*** RECORDS TO PROCESS

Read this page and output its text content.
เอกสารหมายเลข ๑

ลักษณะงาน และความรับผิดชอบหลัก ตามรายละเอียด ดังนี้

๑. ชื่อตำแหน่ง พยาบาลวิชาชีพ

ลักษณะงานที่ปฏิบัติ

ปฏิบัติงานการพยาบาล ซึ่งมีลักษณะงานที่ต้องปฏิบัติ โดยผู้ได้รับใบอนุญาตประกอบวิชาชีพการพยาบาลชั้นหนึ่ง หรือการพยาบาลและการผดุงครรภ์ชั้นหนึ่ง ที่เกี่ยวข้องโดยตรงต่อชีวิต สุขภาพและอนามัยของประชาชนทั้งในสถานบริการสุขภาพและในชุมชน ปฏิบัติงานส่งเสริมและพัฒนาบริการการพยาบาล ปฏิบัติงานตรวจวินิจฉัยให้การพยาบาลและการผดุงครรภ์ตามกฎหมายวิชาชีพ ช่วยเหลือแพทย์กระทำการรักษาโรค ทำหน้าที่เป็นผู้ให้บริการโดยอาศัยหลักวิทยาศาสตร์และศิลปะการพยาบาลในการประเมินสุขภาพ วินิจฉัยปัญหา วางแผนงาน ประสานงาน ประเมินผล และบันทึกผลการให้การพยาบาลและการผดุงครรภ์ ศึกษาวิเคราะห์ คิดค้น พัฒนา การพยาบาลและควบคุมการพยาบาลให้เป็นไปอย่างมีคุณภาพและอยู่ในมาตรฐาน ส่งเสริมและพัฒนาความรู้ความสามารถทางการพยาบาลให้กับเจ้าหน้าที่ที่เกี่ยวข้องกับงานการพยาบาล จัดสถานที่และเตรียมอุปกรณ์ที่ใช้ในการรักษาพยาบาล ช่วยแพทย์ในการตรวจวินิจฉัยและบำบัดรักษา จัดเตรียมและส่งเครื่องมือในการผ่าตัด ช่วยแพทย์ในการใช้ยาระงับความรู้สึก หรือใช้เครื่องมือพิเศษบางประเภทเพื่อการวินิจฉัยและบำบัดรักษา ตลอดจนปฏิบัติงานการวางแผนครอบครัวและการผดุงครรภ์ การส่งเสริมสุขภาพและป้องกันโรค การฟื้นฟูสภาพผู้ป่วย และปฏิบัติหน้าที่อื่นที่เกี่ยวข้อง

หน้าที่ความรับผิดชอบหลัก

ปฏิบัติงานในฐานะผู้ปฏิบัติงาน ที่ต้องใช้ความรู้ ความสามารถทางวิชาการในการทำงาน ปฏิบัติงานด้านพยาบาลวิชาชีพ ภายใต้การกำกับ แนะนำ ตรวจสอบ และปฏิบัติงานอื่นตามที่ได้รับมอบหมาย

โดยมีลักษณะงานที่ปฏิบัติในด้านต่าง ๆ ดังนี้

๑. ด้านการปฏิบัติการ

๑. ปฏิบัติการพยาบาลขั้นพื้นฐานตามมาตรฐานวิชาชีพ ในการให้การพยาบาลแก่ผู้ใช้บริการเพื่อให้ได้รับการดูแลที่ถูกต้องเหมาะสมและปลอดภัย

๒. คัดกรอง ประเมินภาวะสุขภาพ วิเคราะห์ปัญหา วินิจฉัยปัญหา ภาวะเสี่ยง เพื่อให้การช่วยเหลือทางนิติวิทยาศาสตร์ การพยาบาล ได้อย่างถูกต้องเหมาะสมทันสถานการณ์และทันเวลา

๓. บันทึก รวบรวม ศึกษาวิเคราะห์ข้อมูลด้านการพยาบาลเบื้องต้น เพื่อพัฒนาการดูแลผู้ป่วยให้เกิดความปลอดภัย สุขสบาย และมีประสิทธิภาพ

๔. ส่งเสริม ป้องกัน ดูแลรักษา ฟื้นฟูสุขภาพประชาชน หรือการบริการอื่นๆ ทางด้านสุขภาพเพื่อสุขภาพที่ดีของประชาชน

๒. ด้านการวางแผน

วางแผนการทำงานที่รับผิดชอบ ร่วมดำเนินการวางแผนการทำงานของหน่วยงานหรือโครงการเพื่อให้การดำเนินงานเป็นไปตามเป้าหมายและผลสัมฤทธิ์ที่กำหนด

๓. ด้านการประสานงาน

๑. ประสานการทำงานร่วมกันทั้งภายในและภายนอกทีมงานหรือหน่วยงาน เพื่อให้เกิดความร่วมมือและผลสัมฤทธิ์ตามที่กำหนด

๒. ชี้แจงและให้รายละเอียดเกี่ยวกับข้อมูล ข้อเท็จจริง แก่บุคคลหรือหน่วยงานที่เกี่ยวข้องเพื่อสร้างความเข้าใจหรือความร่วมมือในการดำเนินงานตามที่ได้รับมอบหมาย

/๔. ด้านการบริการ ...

******

Give a word-for-word copy of the records.

**PROBLEM SOLUTION:**
Read this page and output its text content.
เอกสารหมายเลข ๑

ลักษณะงาน และความรับผิดชอบหลัก ตามรายละเอียด ดังนี้

๑. ชื่อตำแหน่ง พยาบาลวิชาชีพ

ลักษณะงานที่ปฏิบัติ

ปฏิบัติงานการพยาบาล ซึ่งมีลักษณะงานที่ต้องปฏิบัติ โดยผู้ได้รับใบอนุญาตประกอบวิชาชีพการพยาบาลชั้นหนึ่ง หรือการพยาบาลและการผดุงครรภ์ชั้นหนึ่ง ที่เกี่ยวข้องโดยตรงต่อชีวิต สุขภาพและอนามัยของประชาชนทั้งในสถานบริการสุขภาพและในชุมชน ปฏิบัติงานส่งเสริมและพัฒนาบริการการพยาบาล ปฏิบัติงานตรวจวินิจฉัยให้การพยาบาลและการผดุงครรภ์ตามกฎหมายวิชาชีพ ช่วยเหลือแพทย์กระทำการรักษาโรค ทำหน้าที่เป็นผู้ให้บริการโดยอาศัยหลักวิทยาศาสตร์และศิลปะการพยาบาลในการประเมินสุขภาพ วินิจฉัยปัญหา วางแผนงาน ประสานงาน ประเมินผล และบันทึกผลการให้การพยาบาลและการผดุงครรภ์ ศึกษาวิเคราะห์ คิดค้น พัฒนา การพยาบาลและควบคุมการพยาบาลให้เป็นไปอย่างมีคุณภาพและอยู่ในมาตรฐาน ส่งเสริมและพัฒนาความรู้ความสามารถทางการพยาบาลให้กับเจ้าหน้าที่ที่เกี่ยวข้องกับงานการพยาบาล จัดสถานที่และเตรียมอุปกรณ์ที่ใช้ในการรักษาพยาบาล ช่วยแพทย์ในการตรวจวินิจฉัยและบำบัดรักษา จัดเตรียมและส่งเครื่องมือในการผ่าตัด ช่วยแพทย์ในการใช้ยาระงับความรู้สึก หรือใช้เครื่องมือพิเศษบางประเภทเพื่อการวินิจฉัยและบำบัดรักษา ตลอดจนปฏิบัติงานการวางแผนครอบครัวและการผดุงครรภ์ การส่งเสริมสุขภาพและป้องกันโรค การฟื้นฟูสภาพผู้ป่วย และปฏิบัติหน้าที่อื่นที่เกี่ยวข้อง

หน้าที่ความรับผิดชอบหลัก

ปฏิบัติงานในฐานะผู้ปฏิบัติงาน ที่ต้องใช้ความรู้ ความสามารถทางวิชาการในการทำงาน ปฏิบัติงานด้านพยาบาลวิชาชีพ ภายใต้การกำกับ แนะนำ ตรวจสอบ และปฏิบัติงานอื่นตามที่ได้รับมอบหมาย

โดยมีลักษณะงานที่ปฏิบัติในด้านต่าง ๆ ดังนี้

๑. ด้านการปฏิบัติการ

๑. ปฏิบัติการพยาบาลขั้นพื้นฐานตามมาตรฐานวิชาชีพ ในการให้การพยาบาลแก่ผู้ใช้บริการเพื่อให้ได้รับการดูแลที่ถูกต้องเหมาะสมและปลอดภัย

๒. คัดกรอง ประเมินภาวะสุขภาพ วิเคราะห์ปัญหา วินิจฉัยปัญหา ภาวะเสี่ยง เพื่อให้การช่วยเหลือทางนิติวิทยาศาสตร์ การพยาบาล ได้อย่างถูกต้องเหมาะสมทันสถานการณ์และทันเวลา

๓. บันทึก รวบรวม ศึกษาวิเคราะห์ข้อมูลด้านการพยาบาลเบื้องต้น เพื่อพัฒนาการดูแลผู้ป่วยให้เกิดความปลอดภัย สุขสบาย และมีประสิทธิภาพ

๔. ส่งเสริม ป้องกัน ดูแลรักษา ฟื้นฟูสุขภาพประชาชน หรือการบริการอื่นๆ ทางด้านสุขภาพเพื่อสุขภาพที่ดีของประชาชน

๒. ด้านการวางแผน

วางแผนการทำงานที่รับผิดชอบ ร่วมดำเนินการวางแผนการทำงานของหน่วยงานหรือโครงการเพื่อให้การดำเนินงานเป็นไปตามเป้าหมายและผลสัมฤทธิ์ที่กำหนด

๓. ด้านการประสานงาน

๑. ประสานการทำงานร่วมกันทั้งภายในและภายนอกทีมงานหรือหน่วยงาน เพื่อให้เกิดความร่วมมือและผลสัมฤทธิ์ตามที่กำหนด

๒. ชี้แจงและให้รายละเอียดเกี่ยวกับข้อมูล ข้อเท็จจริง แก่บุคคลหรือหน่วยงานที่เกี่ยวข้องเพื่อสร้างความเข้าใจหรือความร่วมมือในการดำเนินงานตามที่ได้รับมอบหมาย

/๔. ด้านการบริการ ...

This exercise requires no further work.